◆ WHAT TO WORK ON: Print every record below exactly as written.

BEGIN GIVEN ENTRIES

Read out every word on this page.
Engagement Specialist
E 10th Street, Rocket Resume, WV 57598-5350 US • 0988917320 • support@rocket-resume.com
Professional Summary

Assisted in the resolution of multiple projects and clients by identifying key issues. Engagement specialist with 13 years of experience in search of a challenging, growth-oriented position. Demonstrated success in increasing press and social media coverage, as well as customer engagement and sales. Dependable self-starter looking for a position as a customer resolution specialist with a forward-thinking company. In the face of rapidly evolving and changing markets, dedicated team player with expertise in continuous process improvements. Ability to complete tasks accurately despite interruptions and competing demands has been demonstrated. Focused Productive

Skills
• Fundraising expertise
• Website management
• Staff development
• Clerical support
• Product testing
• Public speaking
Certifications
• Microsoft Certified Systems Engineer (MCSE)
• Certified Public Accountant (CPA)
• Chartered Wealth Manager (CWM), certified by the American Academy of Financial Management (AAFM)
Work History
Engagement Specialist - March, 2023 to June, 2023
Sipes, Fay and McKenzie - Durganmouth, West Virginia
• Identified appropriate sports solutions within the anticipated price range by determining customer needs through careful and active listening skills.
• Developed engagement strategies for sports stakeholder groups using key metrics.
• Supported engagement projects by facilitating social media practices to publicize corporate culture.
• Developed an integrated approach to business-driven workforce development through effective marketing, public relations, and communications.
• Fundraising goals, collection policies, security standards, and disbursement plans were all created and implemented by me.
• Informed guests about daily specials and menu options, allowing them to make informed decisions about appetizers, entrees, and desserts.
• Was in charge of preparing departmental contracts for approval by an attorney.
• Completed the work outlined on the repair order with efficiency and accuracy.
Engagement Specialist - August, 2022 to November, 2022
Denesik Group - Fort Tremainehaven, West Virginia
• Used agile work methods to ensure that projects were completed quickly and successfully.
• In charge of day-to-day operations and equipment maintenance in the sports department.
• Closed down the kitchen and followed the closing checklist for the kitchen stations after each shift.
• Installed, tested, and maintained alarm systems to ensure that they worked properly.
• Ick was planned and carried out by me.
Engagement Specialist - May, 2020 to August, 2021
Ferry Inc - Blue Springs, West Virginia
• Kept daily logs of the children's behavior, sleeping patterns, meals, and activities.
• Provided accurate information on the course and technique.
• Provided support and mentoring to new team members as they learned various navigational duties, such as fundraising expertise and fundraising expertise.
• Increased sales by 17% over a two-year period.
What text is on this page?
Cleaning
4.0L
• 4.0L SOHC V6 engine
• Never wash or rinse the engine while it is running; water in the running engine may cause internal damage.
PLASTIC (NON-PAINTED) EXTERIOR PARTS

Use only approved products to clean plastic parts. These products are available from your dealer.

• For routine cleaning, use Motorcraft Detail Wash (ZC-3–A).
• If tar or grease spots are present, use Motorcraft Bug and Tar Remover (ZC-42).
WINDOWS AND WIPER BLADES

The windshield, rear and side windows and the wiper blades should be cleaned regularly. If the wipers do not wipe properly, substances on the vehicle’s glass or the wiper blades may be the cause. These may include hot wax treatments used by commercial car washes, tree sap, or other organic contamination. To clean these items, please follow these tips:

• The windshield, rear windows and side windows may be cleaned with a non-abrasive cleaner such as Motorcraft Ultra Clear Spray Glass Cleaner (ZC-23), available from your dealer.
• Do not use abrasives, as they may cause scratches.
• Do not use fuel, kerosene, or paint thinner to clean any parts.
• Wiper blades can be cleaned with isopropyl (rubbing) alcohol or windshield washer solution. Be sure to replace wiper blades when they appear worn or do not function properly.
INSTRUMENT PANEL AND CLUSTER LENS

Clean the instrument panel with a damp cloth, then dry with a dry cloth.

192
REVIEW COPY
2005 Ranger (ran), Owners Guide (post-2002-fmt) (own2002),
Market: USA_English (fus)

END GIVEN ENTRIES

◆ TASK RESULT:
Read out every word on this page.
Engagement Specialist
E 10th Street, Rocket Resume, WV 57598-5350 US • 0988917320 • support@rocket-resume.com
Professional Summary

Assisted in the resolution of multiple projects and clients by identifying key issues. Engagement specialist with 13 years of experience in search of a challenging, growth-oriented position. Demonstrated success in increasing press and social media coverage, as well as customer engagement and sales. Dependable self-starter looking for a position as a customer resolution specialist with a forward-thinking company. In the face of rapidly evolving and changing markets, dedicated team player with expertise in continuous process improvements. Ability to complete tasks accurately despite interruptions and competing demands has been demonstrated. Focused Productive

Skills
• Fundraising expertise
• Website management
• Staff development
• Clerical support
• Product testing
• Public speaking
Certifications
• Microsoft Certified Systems Engineer (MCSE)
• Certified Public Accountant (CPA)
• Chartered Wealth Manager (CWM), certified by the American Academy of Financial Management (AAFM)
Work History
Engagement Specialist - March, 2023 to June, 2023
Sipes, Fay and McKenzie - Durganmouth, West Virginia
• Identified appropriate sports solutions within the anticipated price range by determining customer needs through careful and active listening skills.
• Developed engagement strategies for sports stakeholder groups using key metrics.
• Supported engagement projects by facilitating social media practices to publicize corporate culture.
• Developed an integrated approach to business-driven workforce development through effective marketing, public relations, and communications.
• Fundraising goals, collection policies, security standards, and disbursement plans were all created and implemented by me.
• Informed guests about daily specials and menu options, allowing them to make informed decisions about appetizers, entrees, and desserts.
• Was in charge of preparing departmental contracts for approval by an attorney.
• Completed the work outlined on the repair order with efficiency and accuracy.
Engagement Specialist - August, 2022 to November, 2022
Denesik Group - Fort Tremainehaven, West Virginia
• Used agile work methods to ensure that projects were completed quickly and successfully.
• In charge of day-to-day operations and equipment maintenance in the sports department.
• Closed down the kitchen and followed the closing checklist for the kitchen stations after each shift.
• Installed, tested, and maintained alarm systems to ensure that they worked properly.
• Ick was planned and carried out by me.
Engagement Specialist - May, 2020 to August, 2021
Ferry Inc - Blue Springs, West Virginia
• Kept daily logs of the children's behavior, sleeping patterns, meals, and activities.
• Provided accurate information on the course and technique.
• Provided support and mentoring to new team members as they learned various navigational duties, such as fundraising expertise and fundraising expertise.
• Increased sales by 17% over a two-year period.
What text is on this page?
Cleaning
4.0L
• 4.0L SOHC V6 engine
• Never wash or rinse the engine while it is running; water in the running engine may cause internal damage.
PLASTIC (NON-PAINTED) EXTERIOR PARTS

Use only approved products to clean plastic parts. These products are available from your dealer.

• For routine cleaning, use Motorcraft Detail Wash (ZC-3–A).
• If tar or grease spots are present, use Motorcraft Bug and Tar Remover (ZC-42).
WINDOWS AND WIPER BLADES

The windshield, rear and side windows and the wiper blades should be cleaned regularly. If the wipers do not wipe properly, substances on the vehicle’s glass or the wiper blades may be the cause. These may include hot wax treatments used by commercial car washes, tree sap, or other organic contamination. To clean these items, please follow these tips:

• The windshield, rear windows and side windows may be cleaned with a non-abrasive cleaner such as Motorcraft Ultra Clear Spray Glass Cleaner (ZC-23), available from your dealer.
• Do not use abrasives, as they may cause scratches.
• Do not use fuel, kerosene, or paint thinner to clean any parts.
• Wiper blades can be cleaned with isopropyl (rubbing) alcohol or windshield washer solution. Be sure to replace wiper blades when they appear worn or do not function properly.
INSTRUMENT PANEL AND CLUSTER LENS

Clean the instrument panel with a damp cloth, then dry with a dry cloth.

192
REVIEW COPY
2005 Ranger (ran), Owners Guide (post-2002-fmt) (own2002),
Market: USA_English (fus)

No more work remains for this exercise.